'''

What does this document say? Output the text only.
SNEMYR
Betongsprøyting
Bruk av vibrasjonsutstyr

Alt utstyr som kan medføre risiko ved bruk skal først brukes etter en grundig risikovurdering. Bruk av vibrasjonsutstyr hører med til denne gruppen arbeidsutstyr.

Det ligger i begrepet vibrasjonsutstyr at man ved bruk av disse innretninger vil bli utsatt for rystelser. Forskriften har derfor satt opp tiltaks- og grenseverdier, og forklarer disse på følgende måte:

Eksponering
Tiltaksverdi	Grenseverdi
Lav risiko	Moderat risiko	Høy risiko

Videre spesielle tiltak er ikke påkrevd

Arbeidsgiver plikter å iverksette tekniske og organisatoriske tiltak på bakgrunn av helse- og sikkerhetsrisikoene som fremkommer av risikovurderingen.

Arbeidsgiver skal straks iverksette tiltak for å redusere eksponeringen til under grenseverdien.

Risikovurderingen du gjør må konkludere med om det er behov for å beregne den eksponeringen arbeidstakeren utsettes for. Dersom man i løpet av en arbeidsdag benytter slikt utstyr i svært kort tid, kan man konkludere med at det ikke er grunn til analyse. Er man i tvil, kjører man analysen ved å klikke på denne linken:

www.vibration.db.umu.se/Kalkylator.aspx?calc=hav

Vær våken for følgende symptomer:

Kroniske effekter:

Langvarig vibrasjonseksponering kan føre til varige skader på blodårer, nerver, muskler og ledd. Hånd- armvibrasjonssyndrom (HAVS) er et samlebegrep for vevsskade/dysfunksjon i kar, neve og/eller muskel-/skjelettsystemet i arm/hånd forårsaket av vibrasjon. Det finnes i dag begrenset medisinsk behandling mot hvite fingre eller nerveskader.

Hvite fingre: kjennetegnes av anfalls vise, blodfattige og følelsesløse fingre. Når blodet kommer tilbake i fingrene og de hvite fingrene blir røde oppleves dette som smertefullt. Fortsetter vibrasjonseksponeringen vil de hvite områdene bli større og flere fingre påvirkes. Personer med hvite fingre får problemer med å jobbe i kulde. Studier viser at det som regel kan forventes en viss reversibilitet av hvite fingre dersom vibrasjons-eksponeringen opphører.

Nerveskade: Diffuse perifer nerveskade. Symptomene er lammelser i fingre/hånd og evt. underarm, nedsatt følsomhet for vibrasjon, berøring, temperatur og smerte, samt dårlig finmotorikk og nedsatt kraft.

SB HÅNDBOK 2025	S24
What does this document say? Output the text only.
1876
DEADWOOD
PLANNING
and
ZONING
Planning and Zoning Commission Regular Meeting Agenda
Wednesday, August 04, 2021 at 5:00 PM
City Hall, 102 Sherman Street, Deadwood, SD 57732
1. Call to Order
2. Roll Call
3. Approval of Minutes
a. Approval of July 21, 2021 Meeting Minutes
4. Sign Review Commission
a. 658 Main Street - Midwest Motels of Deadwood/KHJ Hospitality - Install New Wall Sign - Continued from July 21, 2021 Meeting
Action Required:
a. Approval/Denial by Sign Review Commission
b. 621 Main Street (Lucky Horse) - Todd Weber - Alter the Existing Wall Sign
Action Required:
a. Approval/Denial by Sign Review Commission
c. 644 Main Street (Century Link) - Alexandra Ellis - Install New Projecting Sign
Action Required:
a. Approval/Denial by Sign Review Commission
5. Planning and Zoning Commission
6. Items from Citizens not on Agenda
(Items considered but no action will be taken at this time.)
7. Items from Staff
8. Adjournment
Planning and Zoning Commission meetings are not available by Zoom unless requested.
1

'''

• _EXERCISE BRIEF_: All of the material above needs to be retyped word for word.

• _ANSWER IN FULL_:
What does this document say? Output the text only.
SNEMYR
Betongsprøyting
Bruk av vibrasjonsutstyr

Alt utstyr som kan medføre risiko ved bruk skal først brukes etter en grundig risikovurdering. Bruk av vibrasjonsutstyr hører med til denne gruppen arbeidsutstyr.

Det ligger i begrepet vibrasjonsutstyr at man ved bruk av disse innretninger vil bli utsatt for rystelser. Forskriften har derfor satt opp tiltaks- og grenseverdier, og forklarer disse på følgende måte:

Eksponering
Tiltaksverdi	Grenseverdi
Lav risiko	Moderat risiko	Høy risiko

Videre spesielle tiltak er ikke påkrevd

Arbeidsgiver plikter å iverksette tekniske og organisatoriske tiltak på bakgrunn av helse- og sikkerhetsrisikoene som fremkommer av risikovurderingen.

Arbeidsgiver skal straks iverksette tiltak for å redusere eksponeringen til under grenseverdien.

Risikovurderingen du gjør må konkludere med om det er behov for å beregne den eksponeringen arbeidstakeren utsettes for. Dersom man i løpet av en arbeidsdag benytter slikt utstyr i svært kort tid, kan man konkludere med at det ikke er grunn til analyse. Er man i tvil, kjører man analysen ved å klikke på denne linken:

www.vibration.db.umu.se/Kalkylator.aspx?calc=hav

Vær våken for følgende symptomer:

Kroniske effekter:

Langvarig vibrasjonseksponering kan føre til varige skader på blodårer, nerver, muskler og ledd. Hånd- armvibrasjonssyndrom (HAVS) er et samlebegrep for vevsskade/dysfunksjon i kar, neve og/eller muskel-/skjelettsystemet i arm/hånd forårsaket av vibrasjon. Det finnes i dag begrenset medisinsk behandling mot hvite fingre eller nerveskader.

Hvite fingre: kjennetegnes av anfalls vise, blodfattige og følelsesløse fingre. Når blodet kommer tilbake i fingrene og de hvite fingrene blir røde oppleves dette som smertefullt. Fortsetter vibrasjonseksponeringen vil de hvite områdene bli større og flere fingre påvirkes. Personer med hvite fingre får problemer med å jobbe i kulde. Studier viser at det som regel kan forventes en viss reversibilitet av hvite fingre dersom vibrasjons-eksponeringen opphører.

Nerveskade: Diffuse perifer nerveskade. Symptomene er lammelser i fingre/hånd og evt. underarm, nedsatt følsomhet for vibrasjon, berøring, temperatur og smerte, samt dårlig finmotorikk og nedsatt kraft.

SB HÅNDBOK 2025	S24
What does this document say? Output the text only.
1876
DEADWOOD
PLANNING
and
ZONING
Planning and Zoning Commission Regular Meeting Agenda
Wednesday, August 04, 2021 at 5:00 PM
City Hall, 102 Sherman Street, Deadwood, SD 57732
1. Call to Order
2. Roll Call
3. Approval of Minutes
a. Approval of July 21, 2021 Meeting Minutes
4. Sign Review Commission
a. 658 Main Street - Midwest Motels of Deadwood/KHJ Hospitality - Install New Wall Sign - Continued from July 21, 2021 Meeting
Action Required:
a. Approval/Denial by Sign Review Commission
b. 621 Main Street (Lucky Horse) - Todd Weber - Alter the Existing Wall Sign
Action Required:
a. Approval/Denial by Sign Review Commission
c. 644 Main Street (Century Link) - Alexandra Ellis - Install New Projecting Sign
Action Required:
a. Approval/Denial by Sign Review Commission
5. Planning and Zoning Commission
6. Items from Citizens not on Agenda
(Items considered but no action will be taken at this time.)
7. Items from Staff
8. Adjournment
Planning and Zoning Commission meetings are not available by Zoom unless requested.
1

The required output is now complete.